====== Data lines

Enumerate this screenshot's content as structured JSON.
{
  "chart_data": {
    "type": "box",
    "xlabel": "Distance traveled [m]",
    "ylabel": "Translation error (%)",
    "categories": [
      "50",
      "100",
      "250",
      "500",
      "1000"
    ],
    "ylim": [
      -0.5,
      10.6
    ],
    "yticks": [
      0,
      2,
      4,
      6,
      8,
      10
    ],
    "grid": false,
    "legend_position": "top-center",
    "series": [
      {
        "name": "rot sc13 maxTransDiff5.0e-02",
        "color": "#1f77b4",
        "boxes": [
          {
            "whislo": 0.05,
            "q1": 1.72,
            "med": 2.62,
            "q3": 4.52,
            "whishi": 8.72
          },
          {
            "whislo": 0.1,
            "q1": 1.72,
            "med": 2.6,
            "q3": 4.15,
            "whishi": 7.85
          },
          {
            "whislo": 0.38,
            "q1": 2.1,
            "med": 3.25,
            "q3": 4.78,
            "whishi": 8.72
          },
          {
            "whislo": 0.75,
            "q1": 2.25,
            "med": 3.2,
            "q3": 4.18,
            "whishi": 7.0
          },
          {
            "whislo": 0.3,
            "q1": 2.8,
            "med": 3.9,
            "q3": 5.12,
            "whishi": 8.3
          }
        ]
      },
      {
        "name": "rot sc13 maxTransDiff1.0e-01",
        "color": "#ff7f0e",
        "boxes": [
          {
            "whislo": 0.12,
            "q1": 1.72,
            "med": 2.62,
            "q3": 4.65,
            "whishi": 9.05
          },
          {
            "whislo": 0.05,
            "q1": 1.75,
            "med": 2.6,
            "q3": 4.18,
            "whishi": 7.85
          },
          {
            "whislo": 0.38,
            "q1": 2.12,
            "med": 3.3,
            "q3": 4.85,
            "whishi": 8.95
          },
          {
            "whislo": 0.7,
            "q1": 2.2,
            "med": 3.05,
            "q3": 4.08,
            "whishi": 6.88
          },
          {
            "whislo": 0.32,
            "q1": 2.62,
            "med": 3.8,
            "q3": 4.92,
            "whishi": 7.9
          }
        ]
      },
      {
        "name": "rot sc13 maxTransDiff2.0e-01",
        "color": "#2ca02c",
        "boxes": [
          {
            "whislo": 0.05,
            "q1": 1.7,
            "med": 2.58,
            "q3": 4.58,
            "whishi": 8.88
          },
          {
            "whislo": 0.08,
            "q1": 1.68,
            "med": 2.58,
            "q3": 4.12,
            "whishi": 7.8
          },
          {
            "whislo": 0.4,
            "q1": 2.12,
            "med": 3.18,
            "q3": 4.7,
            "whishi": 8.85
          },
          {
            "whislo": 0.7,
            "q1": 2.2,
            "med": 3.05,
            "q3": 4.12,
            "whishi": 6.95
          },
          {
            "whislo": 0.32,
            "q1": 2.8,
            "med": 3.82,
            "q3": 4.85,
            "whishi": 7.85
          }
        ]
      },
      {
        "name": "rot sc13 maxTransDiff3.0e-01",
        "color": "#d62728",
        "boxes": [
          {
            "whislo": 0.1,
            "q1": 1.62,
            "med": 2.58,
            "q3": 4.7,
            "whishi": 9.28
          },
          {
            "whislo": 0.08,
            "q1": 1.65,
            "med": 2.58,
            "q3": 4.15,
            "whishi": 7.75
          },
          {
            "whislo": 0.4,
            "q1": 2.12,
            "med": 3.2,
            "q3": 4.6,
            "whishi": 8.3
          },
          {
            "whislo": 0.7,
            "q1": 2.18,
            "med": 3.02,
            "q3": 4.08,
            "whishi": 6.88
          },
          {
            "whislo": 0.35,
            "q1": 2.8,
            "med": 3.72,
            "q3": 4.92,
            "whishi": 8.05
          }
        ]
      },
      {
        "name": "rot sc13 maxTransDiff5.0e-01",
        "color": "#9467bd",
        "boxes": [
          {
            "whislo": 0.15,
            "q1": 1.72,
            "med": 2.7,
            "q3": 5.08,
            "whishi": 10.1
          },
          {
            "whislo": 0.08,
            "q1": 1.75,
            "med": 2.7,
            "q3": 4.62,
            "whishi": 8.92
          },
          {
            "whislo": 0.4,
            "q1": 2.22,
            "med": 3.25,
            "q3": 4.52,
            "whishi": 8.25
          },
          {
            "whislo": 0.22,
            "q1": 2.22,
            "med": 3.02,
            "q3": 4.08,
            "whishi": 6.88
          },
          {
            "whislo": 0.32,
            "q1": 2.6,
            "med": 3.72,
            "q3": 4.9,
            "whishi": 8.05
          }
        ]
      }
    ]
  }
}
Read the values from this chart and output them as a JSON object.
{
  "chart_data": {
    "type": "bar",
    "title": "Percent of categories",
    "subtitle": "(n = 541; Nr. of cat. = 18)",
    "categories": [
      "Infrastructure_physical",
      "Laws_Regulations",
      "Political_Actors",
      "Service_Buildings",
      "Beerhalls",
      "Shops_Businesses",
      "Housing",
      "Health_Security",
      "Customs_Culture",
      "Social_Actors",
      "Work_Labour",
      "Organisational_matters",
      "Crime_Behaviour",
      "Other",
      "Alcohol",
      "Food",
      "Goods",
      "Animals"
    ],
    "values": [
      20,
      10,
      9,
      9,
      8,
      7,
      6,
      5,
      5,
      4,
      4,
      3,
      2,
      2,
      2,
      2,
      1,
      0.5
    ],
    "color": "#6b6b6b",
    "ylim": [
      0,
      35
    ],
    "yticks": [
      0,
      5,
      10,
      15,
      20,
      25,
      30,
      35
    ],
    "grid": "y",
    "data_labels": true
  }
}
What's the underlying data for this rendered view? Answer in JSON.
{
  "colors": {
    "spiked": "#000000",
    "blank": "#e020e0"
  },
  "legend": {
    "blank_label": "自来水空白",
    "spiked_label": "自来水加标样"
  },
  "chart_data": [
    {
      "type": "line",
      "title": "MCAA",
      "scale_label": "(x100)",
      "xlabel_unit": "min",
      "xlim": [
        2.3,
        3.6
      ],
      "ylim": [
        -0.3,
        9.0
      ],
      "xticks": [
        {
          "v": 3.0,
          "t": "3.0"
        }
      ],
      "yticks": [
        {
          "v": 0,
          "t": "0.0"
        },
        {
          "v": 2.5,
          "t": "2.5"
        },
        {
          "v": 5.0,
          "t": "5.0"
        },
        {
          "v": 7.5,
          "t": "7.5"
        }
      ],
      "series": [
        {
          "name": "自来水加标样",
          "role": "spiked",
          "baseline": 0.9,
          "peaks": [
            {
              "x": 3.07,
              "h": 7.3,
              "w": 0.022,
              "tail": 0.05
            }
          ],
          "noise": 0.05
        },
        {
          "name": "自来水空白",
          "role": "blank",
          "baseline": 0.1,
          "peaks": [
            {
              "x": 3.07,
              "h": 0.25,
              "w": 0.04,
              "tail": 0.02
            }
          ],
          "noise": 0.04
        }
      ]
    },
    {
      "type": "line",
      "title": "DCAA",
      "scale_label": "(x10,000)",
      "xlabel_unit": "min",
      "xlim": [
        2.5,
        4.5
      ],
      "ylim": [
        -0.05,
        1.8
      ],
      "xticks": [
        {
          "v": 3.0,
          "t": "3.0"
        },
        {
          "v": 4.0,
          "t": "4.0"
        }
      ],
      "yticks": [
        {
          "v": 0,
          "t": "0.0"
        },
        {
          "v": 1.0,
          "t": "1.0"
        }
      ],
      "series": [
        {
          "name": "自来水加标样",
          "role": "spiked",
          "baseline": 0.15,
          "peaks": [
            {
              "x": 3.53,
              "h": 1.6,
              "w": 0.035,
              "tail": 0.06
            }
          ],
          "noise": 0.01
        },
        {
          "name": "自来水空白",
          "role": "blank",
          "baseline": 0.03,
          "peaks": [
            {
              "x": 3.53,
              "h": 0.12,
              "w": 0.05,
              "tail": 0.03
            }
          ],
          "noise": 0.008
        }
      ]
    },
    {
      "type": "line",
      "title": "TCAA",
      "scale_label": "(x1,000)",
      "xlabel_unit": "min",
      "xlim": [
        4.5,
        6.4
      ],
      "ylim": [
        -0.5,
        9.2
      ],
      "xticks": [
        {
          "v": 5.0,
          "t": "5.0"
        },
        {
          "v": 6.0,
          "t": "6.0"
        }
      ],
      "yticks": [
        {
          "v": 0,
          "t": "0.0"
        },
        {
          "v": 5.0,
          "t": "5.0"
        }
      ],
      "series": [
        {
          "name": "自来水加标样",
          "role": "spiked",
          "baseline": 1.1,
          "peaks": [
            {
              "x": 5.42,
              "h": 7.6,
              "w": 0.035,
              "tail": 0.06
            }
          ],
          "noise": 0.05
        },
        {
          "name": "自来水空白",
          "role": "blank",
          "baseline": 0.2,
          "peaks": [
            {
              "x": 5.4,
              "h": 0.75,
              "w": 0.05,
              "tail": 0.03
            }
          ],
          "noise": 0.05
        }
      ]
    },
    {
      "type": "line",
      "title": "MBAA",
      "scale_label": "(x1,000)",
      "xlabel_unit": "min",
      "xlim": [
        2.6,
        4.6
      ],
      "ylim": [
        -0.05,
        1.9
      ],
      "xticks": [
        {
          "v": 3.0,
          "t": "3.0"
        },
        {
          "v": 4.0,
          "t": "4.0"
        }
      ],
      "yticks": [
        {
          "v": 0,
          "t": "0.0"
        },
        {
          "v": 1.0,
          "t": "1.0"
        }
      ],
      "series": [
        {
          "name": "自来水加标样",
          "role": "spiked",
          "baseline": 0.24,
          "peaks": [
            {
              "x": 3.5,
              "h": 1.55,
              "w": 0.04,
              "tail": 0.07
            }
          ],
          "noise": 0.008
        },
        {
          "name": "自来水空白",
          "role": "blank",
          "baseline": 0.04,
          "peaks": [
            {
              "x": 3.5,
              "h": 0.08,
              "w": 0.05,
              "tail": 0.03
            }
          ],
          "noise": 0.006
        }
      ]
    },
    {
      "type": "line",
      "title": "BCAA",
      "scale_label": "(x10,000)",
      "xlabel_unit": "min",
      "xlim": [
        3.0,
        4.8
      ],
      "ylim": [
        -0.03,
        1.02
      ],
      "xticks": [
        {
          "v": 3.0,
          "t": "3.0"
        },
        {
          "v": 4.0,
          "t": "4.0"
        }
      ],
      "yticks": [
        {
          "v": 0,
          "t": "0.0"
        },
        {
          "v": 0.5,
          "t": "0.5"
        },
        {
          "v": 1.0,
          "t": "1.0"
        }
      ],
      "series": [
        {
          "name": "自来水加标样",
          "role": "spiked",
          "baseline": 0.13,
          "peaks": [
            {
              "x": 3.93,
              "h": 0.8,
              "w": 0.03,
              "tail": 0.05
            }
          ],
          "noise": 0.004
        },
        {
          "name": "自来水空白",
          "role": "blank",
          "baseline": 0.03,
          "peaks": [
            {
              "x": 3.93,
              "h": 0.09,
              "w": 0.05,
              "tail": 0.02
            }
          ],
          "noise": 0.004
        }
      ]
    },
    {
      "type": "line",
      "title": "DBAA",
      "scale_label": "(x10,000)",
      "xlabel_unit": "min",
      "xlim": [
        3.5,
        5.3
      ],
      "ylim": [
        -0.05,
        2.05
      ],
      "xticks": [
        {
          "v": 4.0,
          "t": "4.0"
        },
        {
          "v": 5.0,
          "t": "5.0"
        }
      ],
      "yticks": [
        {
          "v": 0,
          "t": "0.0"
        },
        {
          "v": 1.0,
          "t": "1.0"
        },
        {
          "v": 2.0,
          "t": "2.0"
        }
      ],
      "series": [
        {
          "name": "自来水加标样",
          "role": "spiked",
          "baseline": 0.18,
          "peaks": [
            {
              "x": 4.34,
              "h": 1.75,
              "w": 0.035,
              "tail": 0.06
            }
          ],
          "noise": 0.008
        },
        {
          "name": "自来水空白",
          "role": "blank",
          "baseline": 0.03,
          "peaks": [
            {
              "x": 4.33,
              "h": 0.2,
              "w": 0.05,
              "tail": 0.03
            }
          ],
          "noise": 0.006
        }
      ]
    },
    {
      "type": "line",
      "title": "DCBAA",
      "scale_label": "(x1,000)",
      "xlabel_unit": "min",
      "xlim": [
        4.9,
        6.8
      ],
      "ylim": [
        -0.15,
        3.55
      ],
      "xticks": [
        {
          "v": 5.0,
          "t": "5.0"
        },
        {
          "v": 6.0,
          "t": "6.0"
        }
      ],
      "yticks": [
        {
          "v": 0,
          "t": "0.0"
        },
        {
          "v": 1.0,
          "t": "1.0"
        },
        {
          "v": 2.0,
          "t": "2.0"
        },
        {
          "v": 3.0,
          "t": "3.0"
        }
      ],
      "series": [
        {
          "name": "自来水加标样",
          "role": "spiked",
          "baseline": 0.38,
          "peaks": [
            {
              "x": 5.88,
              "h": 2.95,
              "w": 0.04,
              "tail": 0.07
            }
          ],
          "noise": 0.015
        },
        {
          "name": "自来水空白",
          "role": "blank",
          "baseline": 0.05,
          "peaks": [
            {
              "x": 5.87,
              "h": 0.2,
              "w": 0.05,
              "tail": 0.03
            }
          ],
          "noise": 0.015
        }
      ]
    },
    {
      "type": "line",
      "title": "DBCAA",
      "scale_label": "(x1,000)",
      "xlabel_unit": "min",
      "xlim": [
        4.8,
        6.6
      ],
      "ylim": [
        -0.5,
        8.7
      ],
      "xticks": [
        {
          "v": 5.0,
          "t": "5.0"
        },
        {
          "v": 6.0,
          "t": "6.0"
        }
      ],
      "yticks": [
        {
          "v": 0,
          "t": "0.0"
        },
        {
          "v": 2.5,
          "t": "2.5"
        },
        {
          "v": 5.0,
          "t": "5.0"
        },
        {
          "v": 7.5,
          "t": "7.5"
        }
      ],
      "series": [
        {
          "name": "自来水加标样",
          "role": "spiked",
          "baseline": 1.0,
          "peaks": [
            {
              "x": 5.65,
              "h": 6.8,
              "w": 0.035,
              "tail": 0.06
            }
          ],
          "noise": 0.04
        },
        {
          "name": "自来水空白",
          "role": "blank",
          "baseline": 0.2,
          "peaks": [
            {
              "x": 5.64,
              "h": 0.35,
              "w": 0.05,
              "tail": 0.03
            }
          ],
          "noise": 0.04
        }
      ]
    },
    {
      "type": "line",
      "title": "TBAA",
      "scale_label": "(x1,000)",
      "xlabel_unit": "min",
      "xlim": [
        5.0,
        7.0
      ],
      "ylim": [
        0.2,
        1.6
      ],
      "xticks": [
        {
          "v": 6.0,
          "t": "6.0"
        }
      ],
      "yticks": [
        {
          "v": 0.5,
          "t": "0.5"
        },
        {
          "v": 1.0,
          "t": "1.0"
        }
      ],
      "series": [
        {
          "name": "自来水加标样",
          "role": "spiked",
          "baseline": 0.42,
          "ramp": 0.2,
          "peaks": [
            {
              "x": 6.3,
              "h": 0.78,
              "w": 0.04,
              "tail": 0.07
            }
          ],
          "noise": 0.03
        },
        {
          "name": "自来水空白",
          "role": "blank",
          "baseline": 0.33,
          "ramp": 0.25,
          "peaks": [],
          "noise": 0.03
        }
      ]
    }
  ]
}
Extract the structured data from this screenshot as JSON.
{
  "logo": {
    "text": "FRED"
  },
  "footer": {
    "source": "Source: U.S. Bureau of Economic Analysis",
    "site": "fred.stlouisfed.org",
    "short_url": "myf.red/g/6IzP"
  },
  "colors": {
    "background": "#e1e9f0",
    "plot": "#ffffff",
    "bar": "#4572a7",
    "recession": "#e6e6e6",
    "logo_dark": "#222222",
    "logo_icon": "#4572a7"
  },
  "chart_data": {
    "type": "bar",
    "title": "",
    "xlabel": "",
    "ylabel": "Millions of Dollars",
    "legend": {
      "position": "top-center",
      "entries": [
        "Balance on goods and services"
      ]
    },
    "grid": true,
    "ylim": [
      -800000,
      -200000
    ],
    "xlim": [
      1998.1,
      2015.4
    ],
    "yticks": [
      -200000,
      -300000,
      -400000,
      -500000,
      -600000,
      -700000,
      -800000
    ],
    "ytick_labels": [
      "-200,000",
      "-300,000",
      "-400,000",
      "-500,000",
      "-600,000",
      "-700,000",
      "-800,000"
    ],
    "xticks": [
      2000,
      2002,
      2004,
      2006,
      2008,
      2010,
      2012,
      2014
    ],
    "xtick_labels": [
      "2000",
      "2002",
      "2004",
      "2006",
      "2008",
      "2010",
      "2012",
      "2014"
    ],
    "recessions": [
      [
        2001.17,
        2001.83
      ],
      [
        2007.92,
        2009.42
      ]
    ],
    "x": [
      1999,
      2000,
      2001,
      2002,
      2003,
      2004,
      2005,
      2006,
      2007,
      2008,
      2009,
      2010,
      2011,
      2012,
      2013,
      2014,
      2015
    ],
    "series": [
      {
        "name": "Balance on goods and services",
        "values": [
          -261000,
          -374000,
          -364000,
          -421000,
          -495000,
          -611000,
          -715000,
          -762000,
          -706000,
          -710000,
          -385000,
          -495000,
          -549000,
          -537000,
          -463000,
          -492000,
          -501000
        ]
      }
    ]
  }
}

============

What is the number of lines that hold the string "Balance"? Give it alone.

## The completed task
2